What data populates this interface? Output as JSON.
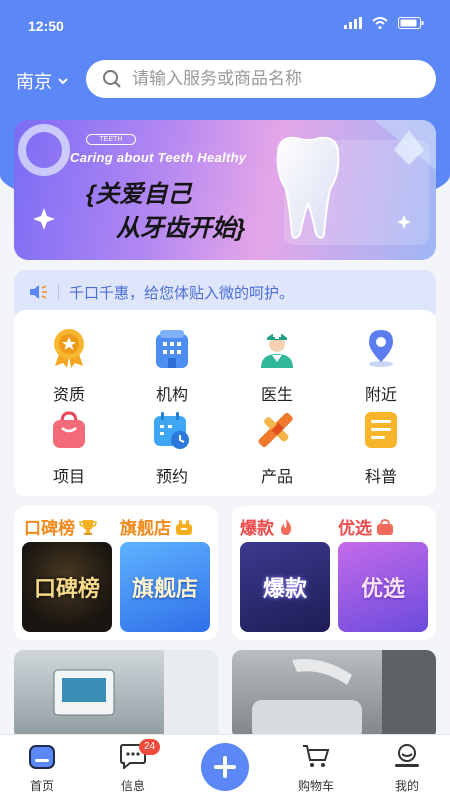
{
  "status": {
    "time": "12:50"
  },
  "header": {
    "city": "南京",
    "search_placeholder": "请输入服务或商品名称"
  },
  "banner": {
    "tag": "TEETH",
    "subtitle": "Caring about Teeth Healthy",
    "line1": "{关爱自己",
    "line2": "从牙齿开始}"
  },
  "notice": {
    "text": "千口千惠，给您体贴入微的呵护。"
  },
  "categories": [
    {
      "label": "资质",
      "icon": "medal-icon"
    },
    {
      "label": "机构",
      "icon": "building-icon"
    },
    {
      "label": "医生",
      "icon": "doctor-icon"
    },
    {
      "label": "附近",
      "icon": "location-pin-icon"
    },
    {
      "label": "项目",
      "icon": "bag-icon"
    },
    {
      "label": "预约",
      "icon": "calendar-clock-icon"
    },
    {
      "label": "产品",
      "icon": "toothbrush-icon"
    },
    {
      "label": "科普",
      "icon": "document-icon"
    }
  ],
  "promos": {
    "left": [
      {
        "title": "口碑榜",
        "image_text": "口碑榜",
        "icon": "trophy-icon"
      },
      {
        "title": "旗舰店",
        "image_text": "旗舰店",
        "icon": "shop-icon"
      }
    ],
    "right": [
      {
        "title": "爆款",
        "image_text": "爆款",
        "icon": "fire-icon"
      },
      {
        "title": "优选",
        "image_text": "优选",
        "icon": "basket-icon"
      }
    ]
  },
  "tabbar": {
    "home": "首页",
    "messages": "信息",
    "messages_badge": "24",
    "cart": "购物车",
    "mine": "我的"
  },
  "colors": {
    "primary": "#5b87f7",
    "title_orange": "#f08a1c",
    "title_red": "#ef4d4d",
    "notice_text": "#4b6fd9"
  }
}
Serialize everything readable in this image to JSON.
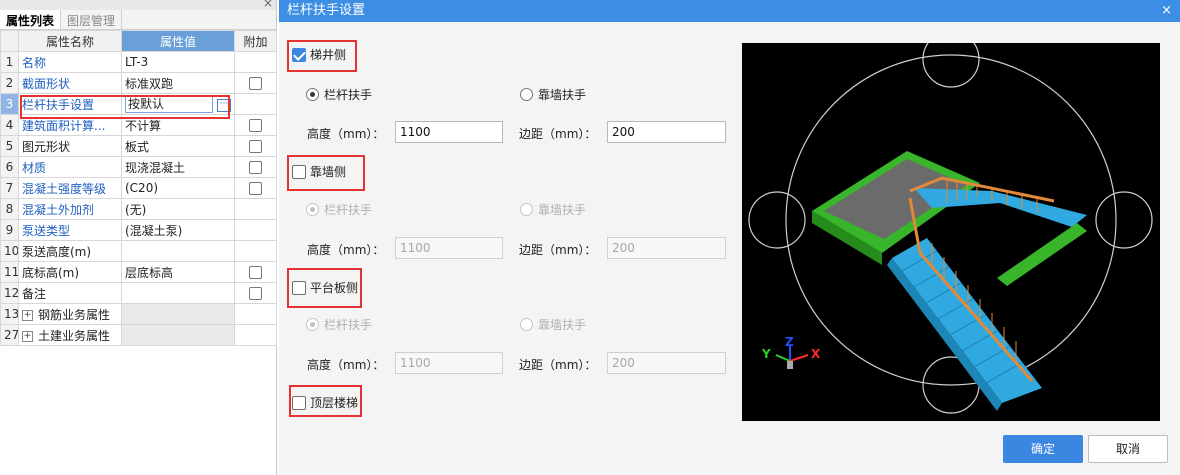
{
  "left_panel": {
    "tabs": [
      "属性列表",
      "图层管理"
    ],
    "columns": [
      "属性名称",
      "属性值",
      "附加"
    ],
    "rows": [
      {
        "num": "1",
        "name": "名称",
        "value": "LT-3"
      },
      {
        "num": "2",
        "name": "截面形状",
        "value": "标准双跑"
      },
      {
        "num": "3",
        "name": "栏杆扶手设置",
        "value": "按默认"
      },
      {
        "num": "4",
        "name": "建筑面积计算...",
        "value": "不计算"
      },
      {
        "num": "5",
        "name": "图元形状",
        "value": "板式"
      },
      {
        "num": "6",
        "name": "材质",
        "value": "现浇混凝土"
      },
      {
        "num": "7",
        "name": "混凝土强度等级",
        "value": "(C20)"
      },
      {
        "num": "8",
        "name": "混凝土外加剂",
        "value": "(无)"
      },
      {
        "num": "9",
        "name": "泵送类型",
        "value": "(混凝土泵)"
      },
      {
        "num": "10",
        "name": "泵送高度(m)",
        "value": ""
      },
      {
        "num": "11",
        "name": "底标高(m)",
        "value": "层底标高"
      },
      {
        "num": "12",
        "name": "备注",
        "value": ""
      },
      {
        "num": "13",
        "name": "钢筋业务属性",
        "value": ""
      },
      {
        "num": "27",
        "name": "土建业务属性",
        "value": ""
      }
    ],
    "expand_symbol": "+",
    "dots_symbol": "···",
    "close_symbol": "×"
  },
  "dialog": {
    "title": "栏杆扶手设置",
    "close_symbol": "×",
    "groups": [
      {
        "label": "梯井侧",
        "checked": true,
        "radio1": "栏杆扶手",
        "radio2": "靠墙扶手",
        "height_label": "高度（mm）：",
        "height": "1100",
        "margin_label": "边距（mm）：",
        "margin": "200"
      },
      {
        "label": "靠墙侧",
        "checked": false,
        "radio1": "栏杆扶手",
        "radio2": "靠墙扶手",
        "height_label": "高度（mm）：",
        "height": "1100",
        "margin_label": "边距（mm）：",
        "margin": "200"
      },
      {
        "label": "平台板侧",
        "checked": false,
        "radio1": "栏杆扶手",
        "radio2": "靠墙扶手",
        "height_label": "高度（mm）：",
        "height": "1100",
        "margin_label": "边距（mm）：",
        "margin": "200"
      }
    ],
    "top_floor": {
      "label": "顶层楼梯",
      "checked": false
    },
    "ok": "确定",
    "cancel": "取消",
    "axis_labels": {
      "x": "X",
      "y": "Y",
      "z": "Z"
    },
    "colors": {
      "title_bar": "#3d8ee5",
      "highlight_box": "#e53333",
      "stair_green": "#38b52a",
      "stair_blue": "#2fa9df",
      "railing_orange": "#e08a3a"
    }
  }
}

• _Prompt_
Copy out each line in the listing that has the word "JSON".

• _Output for this task_
What data populates this interface? Output as JSON.
Serialize everything readable in this image to JSON.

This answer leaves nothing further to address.